What is the number of lines containing "люди"? Give only that number.

═══ Data listing ═══

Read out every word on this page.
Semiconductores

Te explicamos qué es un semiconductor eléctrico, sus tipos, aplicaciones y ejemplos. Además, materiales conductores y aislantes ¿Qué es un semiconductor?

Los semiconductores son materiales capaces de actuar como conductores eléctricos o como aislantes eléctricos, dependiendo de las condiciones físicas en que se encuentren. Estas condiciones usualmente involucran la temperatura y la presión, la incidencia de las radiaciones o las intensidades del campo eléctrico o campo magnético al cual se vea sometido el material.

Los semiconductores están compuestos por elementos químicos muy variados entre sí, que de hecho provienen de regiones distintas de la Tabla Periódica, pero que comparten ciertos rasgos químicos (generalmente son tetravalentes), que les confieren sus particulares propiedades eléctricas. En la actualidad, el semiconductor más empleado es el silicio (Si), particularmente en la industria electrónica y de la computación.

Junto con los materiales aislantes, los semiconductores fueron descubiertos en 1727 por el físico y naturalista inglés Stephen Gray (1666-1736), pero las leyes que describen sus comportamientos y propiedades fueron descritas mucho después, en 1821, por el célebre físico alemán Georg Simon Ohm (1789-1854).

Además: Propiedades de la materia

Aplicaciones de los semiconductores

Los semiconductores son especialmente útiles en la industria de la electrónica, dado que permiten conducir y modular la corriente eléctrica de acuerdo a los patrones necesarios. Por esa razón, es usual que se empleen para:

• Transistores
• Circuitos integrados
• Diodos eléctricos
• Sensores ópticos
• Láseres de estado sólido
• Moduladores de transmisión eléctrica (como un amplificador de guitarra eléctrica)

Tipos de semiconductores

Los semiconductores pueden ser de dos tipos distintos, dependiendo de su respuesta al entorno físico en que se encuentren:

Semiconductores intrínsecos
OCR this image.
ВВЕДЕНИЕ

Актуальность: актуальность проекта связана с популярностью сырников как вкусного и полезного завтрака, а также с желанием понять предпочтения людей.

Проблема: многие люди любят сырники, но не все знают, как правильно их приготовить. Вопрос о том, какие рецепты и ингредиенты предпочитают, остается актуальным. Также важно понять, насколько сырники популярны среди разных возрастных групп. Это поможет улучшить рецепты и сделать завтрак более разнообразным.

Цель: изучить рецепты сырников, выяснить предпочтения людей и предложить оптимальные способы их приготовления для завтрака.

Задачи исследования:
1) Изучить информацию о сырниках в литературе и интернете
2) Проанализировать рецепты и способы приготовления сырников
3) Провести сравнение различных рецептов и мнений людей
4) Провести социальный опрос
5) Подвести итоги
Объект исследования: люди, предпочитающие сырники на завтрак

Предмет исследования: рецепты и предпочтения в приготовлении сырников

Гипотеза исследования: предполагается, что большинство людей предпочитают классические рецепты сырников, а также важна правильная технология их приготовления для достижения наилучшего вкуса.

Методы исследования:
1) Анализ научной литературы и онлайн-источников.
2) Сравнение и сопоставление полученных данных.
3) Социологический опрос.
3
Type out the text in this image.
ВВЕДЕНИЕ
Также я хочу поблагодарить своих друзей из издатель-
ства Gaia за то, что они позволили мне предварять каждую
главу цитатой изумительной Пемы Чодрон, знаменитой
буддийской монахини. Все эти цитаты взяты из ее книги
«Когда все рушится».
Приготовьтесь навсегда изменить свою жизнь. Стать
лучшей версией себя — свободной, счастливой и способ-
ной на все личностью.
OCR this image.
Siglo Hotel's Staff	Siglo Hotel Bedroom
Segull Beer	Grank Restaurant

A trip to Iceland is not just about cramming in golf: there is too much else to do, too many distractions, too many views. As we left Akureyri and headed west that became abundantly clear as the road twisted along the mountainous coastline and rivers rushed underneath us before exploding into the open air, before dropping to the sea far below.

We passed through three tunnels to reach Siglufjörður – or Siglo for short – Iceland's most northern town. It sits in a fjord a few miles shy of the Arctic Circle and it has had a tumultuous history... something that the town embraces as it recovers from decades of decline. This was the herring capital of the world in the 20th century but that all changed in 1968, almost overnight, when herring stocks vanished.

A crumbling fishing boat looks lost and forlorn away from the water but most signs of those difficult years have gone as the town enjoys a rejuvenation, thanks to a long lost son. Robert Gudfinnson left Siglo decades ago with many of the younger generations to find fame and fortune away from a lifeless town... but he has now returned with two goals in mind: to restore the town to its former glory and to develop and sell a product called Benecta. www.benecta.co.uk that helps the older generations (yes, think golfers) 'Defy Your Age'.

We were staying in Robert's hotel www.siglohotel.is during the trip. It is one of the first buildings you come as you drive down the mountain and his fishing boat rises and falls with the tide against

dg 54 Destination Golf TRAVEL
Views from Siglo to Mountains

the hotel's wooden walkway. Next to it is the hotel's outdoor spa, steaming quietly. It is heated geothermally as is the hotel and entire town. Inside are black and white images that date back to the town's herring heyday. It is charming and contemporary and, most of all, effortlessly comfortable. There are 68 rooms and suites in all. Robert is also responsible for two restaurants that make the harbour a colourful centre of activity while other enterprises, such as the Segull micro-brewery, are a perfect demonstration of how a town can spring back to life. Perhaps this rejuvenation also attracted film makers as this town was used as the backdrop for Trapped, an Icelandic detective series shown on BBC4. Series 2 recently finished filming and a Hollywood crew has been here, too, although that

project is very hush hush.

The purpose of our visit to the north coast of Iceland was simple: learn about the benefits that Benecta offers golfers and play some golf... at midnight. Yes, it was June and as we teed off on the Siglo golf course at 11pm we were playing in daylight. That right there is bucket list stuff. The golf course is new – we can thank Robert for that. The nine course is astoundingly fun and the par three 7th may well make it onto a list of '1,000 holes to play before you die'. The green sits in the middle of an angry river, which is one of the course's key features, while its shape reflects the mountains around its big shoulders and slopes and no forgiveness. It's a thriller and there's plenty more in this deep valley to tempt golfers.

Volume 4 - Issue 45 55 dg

═══

Result for this task - 2